→ Exercise prompt: Wherever the word "Bangladeshis" appears in a line, copy that line.

→ Source records:
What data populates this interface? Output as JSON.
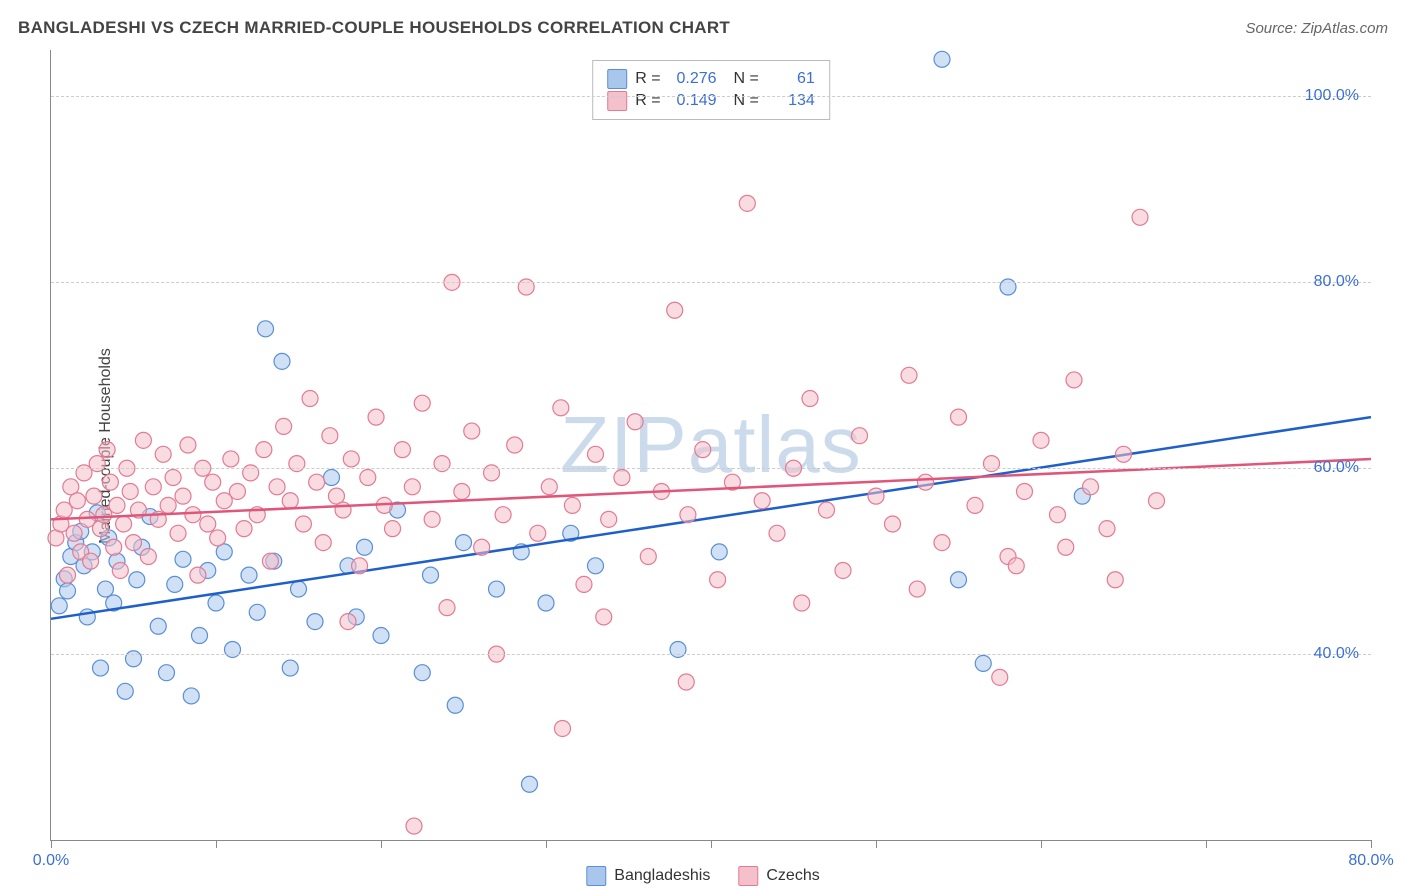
{
  "title": "BANGLADESHI VS CZECH MARRIED-COUPLE HOUSEHOLDS CORRELATION CHART",
  "source": "Source: ZipAtlas.com",
  "watermark": "ZIPatlas",
  "ylabel": "Married-couple Households",
  "chart": {
    "type": "scatter",
    "xlim": [
      0,
      80
    ],
    "ylim": [
      20,
      105
    ],
    "xticks": [
      0,
      10,
      20,
      30,
      40,
      50,
      60,
      70,
      80
    ],
    "xtick_labels": {
      "0": "0.0%",
      "80": "80.0%"
    },
    "yticks": [
      40,
      60,
      80,
      100
    ],
    "ytick_labels": [
      "40.0%",
      "60.0%",
      "80.0%",
      "100.0%"
    ],
    "grid_color": "#cccccc",
    "background_color": "#ffffff",
    "axis_color": "#888888",
    "marker_radius": 8,
    "marker_opacity": 0.55,
    "series": [
      {
        "name": "Bangladeshis",
        "fill": "#a9c7ec",
        "stroke": "#5a8fd6",
        "R": "0.276",
        "N": "61",
        "trend": {
          "color": "#1f5fc9",
          "width": 2.5,
          "y_at_x0": 43.8,
          "y_at_xmax": 65.5
        },
        "points": [
          [
            0.5,
            45.2
          ],
          [
            0.8,
            48.1
          ],
          [
            1.0,
            46.8
          ],
          [
            1.2,
            50.5
          ],
          [
            1.5,
            52.0
          ],
          [
            1.8,
            53.2
          ],
          [
            2.0,
            49.5
          ],
          [
            2.2,
            44.0
          ],
          [
            2.5,
            51.0
          ],
          [
            2.8,
            55.2
          ],
          [
            3.0,
            38.5
          ],
          [
            3.3,
            47.0
          ],
          [
            3.5,
            52.5
          ],
          [
            3.8,
            45.5
          ],
          [
            4.0,
            50.0
          ],
          [
            4.5,
            36.0
          ],
          [
            5.0,
            39.5
          ],
          [
            5.2,
            48.0
          ],
          [
            5.5,
            51.5
          ],
          [
            6.0,
            54.8
          ],
          [
            6.5,
            43.0
          ],
          [
            7.0,
            38.0
          ],
          [
            7.5,
            47.5
          ],
          [
            8.0,
            50.2
          ],
          [
            8.5,
            35.5
          ],
          [
            9.0,
            42.0
          ],
          [
            9.5,
            49.0
          ],
          [
            10.0,
            45.5
          ],
          [
            10.5,
            51.0
          ],
          [
            11.0,
            40.5
          ],
          [
            12.0,
            48.5
          ],
          [
            12.5,
            44.5
          ],
          [
            13.0,
            75.0
          ],
          [
            13.5,
            50.0
          ],
          [
            14.0,
            71.5
          ],
          [
            14.5,
            38.5
          ],
          [
            15.0,
            47.0
          ],
          [
            16.0,
            43.5
          ],
          [
            17.0,
            59.0
          ],
          [
            18.0,
            49.5
          ],
          [
            18.5,
            44.0
          ],
          [
            19.0,
            51.5
          ],
          [
            20.0,
            42.0
          ],
          [
            21.0,
            55.5
          ],
          [
            22.5,
            38.0
          ],
          [
            23.0,
            48.5
          ],
          [
            24.5,
            34.5
          ],
          [
            25.0,
            52.0
          ],
          [
            27.0,
            47.0
          ],
          [
            28.5,
            51.0
          ],
          [
            29.0,
            26.0
          ],
          [
            30.0,
            45.5
          ],
          [
            31.5,
            53.0
          ],
          [
            33.0,
            49.5
          ],
          [
            38.0,
            40.5
          ],
          [
            40.5,
            51.0
          ],
          [
            54.0,
            104.0
          ],
          [
            56.5,
            39.0
          ],
          [
            58.0,
            79.5
          ],
          [
            62.5,
            57.0
          ],
          [
            55.0,
            48.0
          ]
        ]
      },
      {
        "name": "Czechs",
        "fill": "#f3c0cb",
        "stroke": "#e47a93",
        "R": "0.149",
        "N": "134",
        "trend": {
          "color": "#e0567a",
          "width": 2.5,
          "y_at_x0": 54.5,
          "y_at_xmax": 61.0
        },
        "points": [
          [
            0.3,
            52.5
          ],
          [
            0.6,
            54.0
          ],
          [
            0.8,
            55.5
          ],
          [
            1.0,
            48.5
          ],
          [
            1.2,
            58.0
          ],
          [
            1.4,
            53.0
          ],
          [
            1.6,
            56.5
          ],
          [
            1.8,
            51.0
          ],
          [
            2.0,
            59.5
          ],
          [
            2.2,
            54.5
          ],
          [
            2.4,
            50.0
          ],
          [
            2.6,
            57.0
          ],
          [
            2.8,
            60.5
          ],
          [
            3.0,
            53.5
          ],
          [
            3.2,
            55.0
          ],
          [
            3.4,
            62.0
          ],
          [
            3.6,
            58.5
          ],
          [
            3.8,
            51.5
          ],
          [
            4.0,
            56.0
          ],
          [
            4.2,
            49.0
          ],
          [
            4.4,
            54.0
          ],
          [
            4.6,
            60.0
          ],
          [
            4.8,
            57.5
          ],
          [
            5.0,
            52.0
          ],
          [
            5.3,
            55.5
          ],
          [
            5.6,
            63.0
          ],
          [
            5.9,
            50.5
          ],
          [
            6.2,
            58.0
          ],
          [
            6.5,
            54.5
          ],
          [
            6.8,
            61.5
          ],
          [
            7.1,
            56.0
          ],
          [
            7.4,
            59.0
          ],
          [
            7.7,
            53.0
          ],
          [
            8.0,
            57.0
          ],
          [
            8.3,
            62.5
          ],
          [
            8.6,
            55.0
          ],
          [
            8.9,
            48.5
          ],
          [
            9.2,
            60.0
          ],
          [
            9.5,
            54.0
          ],
          [
            9.8,
            58.5
          ],
          [
            10.1,
            52.5
          ],
          [
            10.5,
            56.5
          ],
          [
            10.9,
            61.0
          ],
          [
            11.3,
            57.5
          ],
          [
            11.7,
            53.5
          ],
          [
            12.1,
            59.5
          ],
          [
            12.5,
            55.0
          ],
          [
            12.9,
            62.0
          ],
          [
            13.3,
            50.0
          ],
          [
            13.7,
            58.0
          ],
          [
            14.1,
            64.5
          ],
          [
            14.5,
            56.5
          ],
          [
            14.9,
            60.5
          ],
          [
            15.3,
            54.0
          ],
          [
            15.7,
            67.5
          ],
          [
            16.1,
            58.5
          ],
          [
            16.5,
            52.0
          ],
          [
            16.9,
            63.5
          ],
          [
            17.3,
            57.0
          ],
          [
            17.7,
            55.5
          ],
          [
            18.2,
            61.0
          ],
          [
            18.7,
            49.5
          ],
          [
            19.2,
            59.0
          ],
          [
            19.7,
            65.5
          ],
          [
            20.2,
            56.0
          ],
          [
            20.7,
            53.5
          ],
          [
            21.3,
            62.0
          ],
          [
            21.9,
            58.0
          ],
          [
            22.5,
            67.0
          ],
          [
            23.1,
            54.5
          ],
          [
            23.7,
            60.5
          ],
          [
            24.3,
            80.0
          ],
          [
            24.9,
            57.5
          ],
          [
            25.5,
            64.0
          ],
          [
            26.1,
            51.5
          ],
          [
            26.7,
            59.5
          ],
          [
            27.4,
            55.0
          ],
          [
            28.1,
            62.5
          ],
          [
            28.8,
            79.5
          ],
          [
            29.5,
            53.0
          ],
          [
            30.2,
            58.0
          ],
          [
            30.9,
            66.5
          ],
          [
            31.6,
            56.0
          ],
          [
            32.3,
            47.5
          ],
          [
            33.0,
            61.5
          ],
          [
            33.8,
            54.5
          ],
          [
            34.6,
            59.0
          ],
          [
            35.4,
            65.0
          ],
          [
            36.2,
            50.5
          ],
          [
            37.0,
            57.5
          ],
          [
            37.8,
            77.0
          ],
          [
            38.6,
            55.0
          ],
          [
            39.5,
            62.0
          ],
          [
            40.4,
            48.0
          ],
          [
            41.3,
            58.5
          ],
          [
            42.2,
            88.5
          ],
          [
            43.1,
            56.5
          ],
          [
            44.0,
            53.0
          ],
          [
            45.0,
            60.0
          ],
          [
            46.0,
            67.5
          ],
          [
            47.0,
            55.5
          ],
          [
            48.0,
            49.0
          ],
          [
            49.0,
            63.5
          ],
          [
            50.0,
            57.0
          ],
          [
            51.0,
            54.0
          ],
          [
            52.0,
            70.0
          ],
          [
            53.0,
            58.5
          ],
          [
            54.0,
            52.0
          ],
          [
            55.0,
            65.5
          ],
          [
            56.0,
            56.0
          ],
          [
            57.0,
            60.5
          ],
          [
            58.0,
            50.5
          ],
          [
            59.0,
            57.5
          ],
          [
            60.0,
            63.0
          ],
          [
            61.0,
            55.0
          ],
          [
            62.0,
            69.5
          ],
          [
            63.0,
            58.0
          ],
          [
            64.0,
            53.5
          ],
          [
            65.0,
            61.5
          ],
          [
            66.0,
            87.0
          ],
          [
            67.0,
            56.5
          ],
          [
            38.5,
            37.0
          ],
          [
            31.0,
            32.0
          ],
          [
            22.0,
            21.5
          ],
          [
            27.0,
            40.0
          ],
          [
            45.5,
            45.5
          ],
          [
            52.5,
            47.0
          ],
          [
            58.5,
            49.5
          ],
          [
            61.5,
            51.5
          ],
          [
            64.5,
            48.0
          ],
          [
            57.5,
            37.5
          ],
          [
            18.0,
            43.5
          ],
          [
            33.5,
            44.0
          ],
          [
            24.0,
            45.0
          ]
        ]
      }
    ],
    "legend_bottom": [
      {
        "label": "Bangladeshis",
        "fill": "#a9c7ec",
        "stroke": "#5a8fd6"
      },
      {
        "label": "Czechs",
        "fill": "#f3c0cb",
        "stroke": "#e47a93"
      }
    ]
  }
}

→ Response below:
        "name": "Bangladeshis",
        "label": "Bangladeshis",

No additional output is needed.